What the task asks: Seek out every line containing the word "name", and copy each.

Extracted data:
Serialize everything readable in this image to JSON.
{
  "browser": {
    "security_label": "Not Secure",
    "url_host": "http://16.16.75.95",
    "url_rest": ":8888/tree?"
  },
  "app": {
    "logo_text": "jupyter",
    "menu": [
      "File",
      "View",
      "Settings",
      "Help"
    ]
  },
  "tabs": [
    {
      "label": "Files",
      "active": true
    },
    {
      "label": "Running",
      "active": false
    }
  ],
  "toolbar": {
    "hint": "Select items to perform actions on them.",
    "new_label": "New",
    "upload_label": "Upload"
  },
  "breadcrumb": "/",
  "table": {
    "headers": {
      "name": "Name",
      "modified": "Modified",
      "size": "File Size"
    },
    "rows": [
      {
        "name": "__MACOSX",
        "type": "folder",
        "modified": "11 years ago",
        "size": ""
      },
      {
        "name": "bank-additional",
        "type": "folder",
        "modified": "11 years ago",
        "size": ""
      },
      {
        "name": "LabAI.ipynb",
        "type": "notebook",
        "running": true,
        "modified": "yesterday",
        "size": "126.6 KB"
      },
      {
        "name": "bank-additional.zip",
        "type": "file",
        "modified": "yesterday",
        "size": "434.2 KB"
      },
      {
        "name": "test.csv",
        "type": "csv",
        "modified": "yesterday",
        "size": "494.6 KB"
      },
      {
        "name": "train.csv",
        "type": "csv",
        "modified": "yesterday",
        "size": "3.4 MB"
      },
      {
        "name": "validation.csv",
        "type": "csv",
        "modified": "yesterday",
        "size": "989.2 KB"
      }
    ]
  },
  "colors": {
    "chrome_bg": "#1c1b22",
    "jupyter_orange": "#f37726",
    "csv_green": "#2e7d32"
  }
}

Full output:
      "name": "Name",
        "name": "__MACOSX",
        "name": "bank-additional",
        "name": "LabAI.ipynb",
        "name": "bank-additional.zip",
        "name": "test.csv",
        "name": "train.csv",
        "name": "validation.csv",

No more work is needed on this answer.